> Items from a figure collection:
******************************

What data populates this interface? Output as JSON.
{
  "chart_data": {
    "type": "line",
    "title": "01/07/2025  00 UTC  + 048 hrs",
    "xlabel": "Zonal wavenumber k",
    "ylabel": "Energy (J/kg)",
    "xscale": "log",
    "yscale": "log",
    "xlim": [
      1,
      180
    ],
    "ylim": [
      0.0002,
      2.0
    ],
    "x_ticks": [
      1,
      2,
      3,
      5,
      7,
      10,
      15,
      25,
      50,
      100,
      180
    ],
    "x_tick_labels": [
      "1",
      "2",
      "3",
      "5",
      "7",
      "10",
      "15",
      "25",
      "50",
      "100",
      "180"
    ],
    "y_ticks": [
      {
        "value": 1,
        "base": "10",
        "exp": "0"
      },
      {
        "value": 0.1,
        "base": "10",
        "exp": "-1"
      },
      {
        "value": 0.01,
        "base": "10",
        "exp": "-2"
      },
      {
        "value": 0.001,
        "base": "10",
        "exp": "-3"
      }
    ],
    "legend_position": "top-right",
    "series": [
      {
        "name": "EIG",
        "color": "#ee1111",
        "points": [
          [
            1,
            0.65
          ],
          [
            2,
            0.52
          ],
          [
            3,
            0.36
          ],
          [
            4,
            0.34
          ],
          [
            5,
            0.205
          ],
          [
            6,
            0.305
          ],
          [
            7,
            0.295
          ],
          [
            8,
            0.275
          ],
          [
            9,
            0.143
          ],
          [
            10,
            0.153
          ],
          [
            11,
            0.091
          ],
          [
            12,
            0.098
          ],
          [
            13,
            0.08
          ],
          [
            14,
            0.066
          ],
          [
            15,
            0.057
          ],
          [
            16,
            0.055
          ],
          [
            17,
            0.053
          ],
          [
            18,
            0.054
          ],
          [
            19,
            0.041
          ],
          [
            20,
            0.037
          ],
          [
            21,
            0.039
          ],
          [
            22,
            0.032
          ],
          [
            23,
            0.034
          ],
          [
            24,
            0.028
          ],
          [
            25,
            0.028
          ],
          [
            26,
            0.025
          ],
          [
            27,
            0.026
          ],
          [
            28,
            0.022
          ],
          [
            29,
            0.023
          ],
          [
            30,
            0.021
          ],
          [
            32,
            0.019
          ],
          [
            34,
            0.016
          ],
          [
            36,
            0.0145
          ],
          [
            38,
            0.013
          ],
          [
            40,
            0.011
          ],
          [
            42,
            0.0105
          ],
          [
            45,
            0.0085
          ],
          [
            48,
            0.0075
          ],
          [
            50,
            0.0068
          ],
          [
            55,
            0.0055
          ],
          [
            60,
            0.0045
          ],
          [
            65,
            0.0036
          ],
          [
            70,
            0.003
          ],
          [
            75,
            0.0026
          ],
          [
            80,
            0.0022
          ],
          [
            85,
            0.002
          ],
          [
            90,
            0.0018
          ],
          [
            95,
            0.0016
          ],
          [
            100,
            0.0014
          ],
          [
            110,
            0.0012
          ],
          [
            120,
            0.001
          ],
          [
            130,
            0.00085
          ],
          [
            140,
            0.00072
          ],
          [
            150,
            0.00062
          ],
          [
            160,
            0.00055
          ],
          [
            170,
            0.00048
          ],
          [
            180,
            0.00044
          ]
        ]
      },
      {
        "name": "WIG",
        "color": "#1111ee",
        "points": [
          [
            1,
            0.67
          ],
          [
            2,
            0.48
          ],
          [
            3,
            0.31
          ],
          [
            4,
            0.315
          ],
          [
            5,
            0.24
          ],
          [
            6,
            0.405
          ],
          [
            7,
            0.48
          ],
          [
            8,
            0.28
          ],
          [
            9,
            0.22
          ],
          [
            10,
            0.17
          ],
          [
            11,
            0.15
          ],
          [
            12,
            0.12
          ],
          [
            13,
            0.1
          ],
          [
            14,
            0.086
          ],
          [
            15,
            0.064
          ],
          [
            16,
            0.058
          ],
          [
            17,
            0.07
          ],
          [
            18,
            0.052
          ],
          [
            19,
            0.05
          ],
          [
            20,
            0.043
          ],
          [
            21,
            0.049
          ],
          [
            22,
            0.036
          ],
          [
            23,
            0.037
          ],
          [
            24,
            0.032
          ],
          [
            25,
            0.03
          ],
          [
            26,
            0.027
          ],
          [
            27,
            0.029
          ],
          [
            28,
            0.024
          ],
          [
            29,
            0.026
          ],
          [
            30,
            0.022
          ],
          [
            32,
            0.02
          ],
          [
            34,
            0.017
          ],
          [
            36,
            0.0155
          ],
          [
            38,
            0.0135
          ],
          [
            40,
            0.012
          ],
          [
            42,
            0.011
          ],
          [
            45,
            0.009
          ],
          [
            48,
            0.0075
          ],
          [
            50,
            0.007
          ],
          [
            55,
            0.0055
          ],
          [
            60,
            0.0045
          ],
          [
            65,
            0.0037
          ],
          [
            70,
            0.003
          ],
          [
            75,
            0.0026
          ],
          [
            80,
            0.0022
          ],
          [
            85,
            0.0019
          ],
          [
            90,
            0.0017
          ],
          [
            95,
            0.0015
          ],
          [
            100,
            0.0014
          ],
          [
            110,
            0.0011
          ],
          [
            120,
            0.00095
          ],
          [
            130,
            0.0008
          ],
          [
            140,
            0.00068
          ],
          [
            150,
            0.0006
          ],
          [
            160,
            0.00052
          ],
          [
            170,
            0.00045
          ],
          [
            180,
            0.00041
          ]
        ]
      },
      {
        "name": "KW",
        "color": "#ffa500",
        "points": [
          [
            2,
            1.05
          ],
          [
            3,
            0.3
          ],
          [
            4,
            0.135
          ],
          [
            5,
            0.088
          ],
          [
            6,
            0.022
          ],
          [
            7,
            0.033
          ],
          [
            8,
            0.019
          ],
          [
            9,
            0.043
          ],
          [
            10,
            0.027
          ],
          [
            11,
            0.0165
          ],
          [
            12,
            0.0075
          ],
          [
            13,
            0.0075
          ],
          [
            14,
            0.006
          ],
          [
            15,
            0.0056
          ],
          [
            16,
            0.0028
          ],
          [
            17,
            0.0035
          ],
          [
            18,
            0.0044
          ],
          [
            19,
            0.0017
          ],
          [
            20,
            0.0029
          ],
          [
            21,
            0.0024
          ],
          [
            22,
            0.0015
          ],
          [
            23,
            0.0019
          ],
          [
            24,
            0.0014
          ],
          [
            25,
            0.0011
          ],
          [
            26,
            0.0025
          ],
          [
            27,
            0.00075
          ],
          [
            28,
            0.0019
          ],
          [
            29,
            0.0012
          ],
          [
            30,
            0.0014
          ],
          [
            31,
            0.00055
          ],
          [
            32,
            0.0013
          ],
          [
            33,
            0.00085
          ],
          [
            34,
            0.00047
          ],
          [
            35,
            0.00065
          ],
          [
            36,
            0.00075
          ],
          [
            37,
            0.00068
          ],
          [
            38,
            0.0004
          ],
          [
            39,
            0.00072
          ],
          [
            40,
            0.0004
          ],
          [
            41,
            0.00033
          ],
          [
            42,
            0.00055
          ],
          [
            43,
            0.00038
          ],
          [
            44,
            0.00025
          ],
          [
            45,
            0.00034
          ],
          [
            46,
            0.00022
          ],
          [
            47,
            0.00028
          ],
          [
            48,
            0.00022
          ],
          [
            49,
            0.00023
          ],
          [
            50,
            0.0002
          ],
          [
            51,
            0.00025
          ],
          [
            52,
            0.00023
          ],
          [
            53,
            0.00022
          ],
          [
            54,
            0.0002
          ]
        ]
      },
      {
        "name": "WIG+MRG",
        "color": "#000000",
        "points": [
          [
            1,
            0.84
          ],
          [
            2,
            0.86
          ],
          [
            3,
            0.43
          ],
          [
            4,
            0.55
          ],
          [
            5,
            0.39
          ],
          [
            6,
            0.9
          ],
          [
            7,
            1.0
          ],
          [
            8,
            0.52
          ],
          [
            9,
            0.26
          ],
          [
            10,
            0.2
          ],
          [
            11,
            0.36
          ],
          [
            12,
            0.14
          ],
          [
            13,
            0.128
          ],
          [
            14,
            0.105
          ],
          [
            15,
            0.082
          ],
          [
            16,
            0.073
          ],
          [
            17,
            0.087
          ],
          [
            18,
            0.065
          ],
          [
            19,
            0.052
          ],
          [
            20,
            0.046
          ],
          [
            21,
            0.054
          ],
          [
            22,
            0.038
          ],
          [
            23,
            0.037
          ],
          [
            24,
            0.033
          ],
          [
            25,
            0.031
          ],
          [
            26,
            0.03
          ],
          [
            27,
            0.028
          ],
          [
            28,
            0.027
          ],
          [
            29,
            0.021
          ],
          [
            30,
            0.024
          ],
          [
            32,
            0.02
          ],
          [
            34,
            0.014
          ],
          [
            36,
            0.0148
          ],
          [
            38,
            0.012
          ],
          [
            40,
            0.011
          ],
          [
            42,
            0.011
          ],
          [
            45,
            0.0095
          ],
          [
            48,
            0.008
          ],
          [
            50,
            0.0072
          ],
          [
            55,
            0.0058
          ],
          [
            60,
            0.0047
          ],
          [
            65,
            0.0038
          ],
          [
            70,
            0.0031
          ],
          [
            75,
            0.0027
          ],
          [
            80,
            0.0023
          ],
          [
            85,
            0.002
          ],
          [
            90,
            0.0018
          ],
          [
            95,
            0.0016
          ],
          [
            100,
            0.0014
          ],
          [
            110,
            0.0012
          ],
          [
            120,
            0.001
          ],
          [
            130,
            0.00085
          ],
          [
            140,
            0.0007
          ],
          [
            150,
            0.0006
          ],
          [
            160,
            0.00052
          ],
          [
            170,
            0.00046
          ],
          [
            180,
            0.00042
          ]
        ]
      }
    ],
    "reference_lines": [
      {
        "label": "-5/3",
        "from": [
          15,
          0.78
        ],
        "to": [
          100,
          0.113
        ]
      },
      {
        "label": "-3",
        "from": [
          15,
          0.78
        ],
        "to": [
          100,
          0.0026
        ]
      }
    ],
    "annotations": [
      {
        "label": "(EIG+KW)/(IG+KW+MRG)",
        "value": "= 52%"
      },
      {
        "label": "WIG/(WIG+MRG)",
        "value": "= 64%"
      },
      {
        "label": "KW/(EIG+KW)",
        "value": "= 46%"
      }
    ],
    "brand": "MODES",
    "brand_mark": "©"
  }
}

******************************

> Task instructions: Check every line of the records above for the string "color" and say how many contain it, giving the number alone.

> Answer for this exercise: 4